━━━ Extract provided ━━━

Words to live by, no? Well not for me anymore. That used to be my modus operandi (no I am not a masochist). My old story was if I wasn’t in pain then I wasn’t making progress. It amazes me how much I really took that belief to heart. Much of my life has been spent in close relation to pain – whether it was physically through a myriad of accidents, injuries, or operations, or creating emotional pain in my relationships with myself and others. Pain was my friend. We hung out together.

I also prided myself on having a very high pain tolerance. When the relationship to pain becomes as intimate as it did with me, the sensation of pain is virtually welcomed. I got good at concealing pain and just living with it. Over the past 7 or 8 years I have become gradually “pain adverse”. The feeling of pain doesn’t feel as comfortable or as manageable as it used to. I’ve begun to really experience how pleasure feels in my physical and emotional body. It feels really nice.

Pain can also be about boundaries. I’ll give you a good example that happened to me last Tuesday. I went to the dentist for a teeth cleaning. Next life I’m requesting wonderful perfect cavity free teeth. In this life I’m not so lucky. Suffice to say many a dentist has had their fingers in my mouth and it doesn’t bring me joy anymore. So anyway, the hygienist is cleaning my teeth with the spiky pick like instrument probing my gums to see how deep the pockets are. One gum in particular was really tender. I grunted and mumbled that it hurt. (Don’t you get annoyed when with a mouthful of suction devices, tools and fingers dentists think they can carry on a conversation with you?) She kept working it. I asked her to stop. She said she needed to measure the depth and it was for my own health. I explained in a very firm tone that I was there to have my teeth cleaned and if she was going to continue hurting me than I was going to leave.

━━━ Extracted material ━━━

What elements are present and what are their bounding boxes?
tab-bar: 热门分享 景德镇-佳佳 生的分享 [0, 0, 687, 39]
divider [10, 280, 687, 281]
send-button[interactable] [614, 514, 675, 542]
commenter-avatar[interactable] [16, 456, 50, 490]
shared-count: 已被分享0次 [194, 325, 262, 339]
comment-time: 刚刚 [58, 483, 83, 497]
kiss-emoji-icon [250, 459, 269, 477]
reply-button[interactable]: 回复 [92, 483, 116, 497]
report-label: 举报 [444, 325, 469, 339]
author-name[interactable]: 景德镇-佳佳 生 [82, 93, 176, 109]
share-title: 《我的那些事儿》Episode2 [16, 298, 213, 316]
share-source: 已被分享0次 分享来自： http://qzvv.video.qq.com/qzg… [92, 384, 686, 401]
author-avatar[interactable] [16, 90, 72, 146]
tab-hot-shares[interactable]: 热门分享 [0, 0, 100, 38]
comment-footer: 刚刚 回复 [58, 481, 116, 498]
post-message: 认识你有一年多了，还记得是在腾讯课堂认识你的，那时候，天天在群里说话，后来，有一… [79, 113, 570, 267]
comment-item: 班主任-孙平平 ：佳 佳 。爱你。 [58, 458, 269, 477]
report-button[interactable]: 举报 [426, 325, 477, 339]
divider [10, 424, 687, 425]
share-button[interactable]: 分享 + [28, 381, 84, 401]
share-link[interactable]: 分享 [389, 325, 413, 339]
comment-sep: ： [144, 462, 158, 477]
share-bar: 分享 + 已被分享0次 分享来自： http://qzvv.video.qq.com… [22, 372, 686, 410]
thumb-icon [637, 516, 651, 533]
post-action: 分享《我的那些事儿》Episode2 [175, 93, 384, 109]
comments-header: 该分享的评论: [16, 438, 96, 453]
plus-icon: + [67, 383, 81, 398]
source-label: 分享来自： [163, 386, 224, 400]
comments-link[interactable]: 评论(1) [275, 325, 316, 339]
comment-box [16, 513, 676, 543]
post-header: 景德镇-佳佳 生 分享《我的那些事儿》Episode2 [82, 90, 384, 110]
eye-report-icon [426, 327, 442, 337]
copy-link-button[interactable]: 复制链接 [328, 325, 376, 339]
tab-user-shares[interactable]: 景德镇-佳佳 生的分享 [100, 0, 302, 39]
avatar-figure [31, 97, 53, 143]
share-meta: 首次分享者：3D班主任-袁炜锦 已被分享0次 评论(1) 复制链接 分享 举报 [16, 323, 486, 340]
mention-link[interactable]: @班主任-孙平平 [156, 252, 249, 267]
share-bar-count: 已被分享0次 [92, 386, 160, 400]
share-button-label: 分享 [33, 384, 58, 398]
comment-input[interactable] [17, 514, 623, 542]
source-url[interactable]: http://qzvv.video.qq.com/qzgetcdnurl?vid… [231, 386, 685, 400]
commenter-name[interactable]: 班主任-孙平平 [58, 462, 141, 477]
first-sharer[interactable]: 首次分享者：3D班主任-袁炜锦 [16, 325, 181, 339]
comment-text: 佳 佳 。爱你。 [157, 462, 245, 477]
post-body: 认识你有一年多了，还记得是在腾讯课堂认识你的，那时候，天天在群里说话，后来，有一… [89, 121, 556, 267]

━━━

Exercises to complete:
a. Revise the essay about pain by rewriting it from "I also prided" up to and including "feels really nice.", and change "tolerance" to "threshold".
b. Carry the essay about pain forward, starting after its final sentence.

Answers in order:
a.
I also prided myself on having a very high pain threshold. When the relationship to pain becomes as intimate as it did with me, the sensation of pain is virtually welcomed. I got good at concealing pain and just living with it. Over the past 7 or 8 years I have become gradually “pain adverse”. The feeling of pain doesn’t feel as comfortable or as manageable as it used to. I’ve begun to really experience how pleasure feels in my physical and emotional body. It feels really nice.

b.
Now many of you reading this might say “duh”! It’s a no-brainer right to say please stop hurting me? For me it was an epiphany. Normally I would sit there and go through the pain and not say a word. In this case I didn’t feel like being in pain and said so. I felt ecstatic at this simple revelation. I thought back to all the experiences in my life (physical or emotional) that the No Pain No Gain theory was in effect. In so many instances I allowed pain into my life due to a lack of boundaries. What if I made a new choice? What if I said “that hurts, please stop”? Or was the expectation, for whatever distorted reason, to suck it up and take the pain? So much of “being a man” is wrapped around that faulty expectation. Now I make an effort to check in with myself and see how it feels. If it doesn’t feel good I can choose to say no.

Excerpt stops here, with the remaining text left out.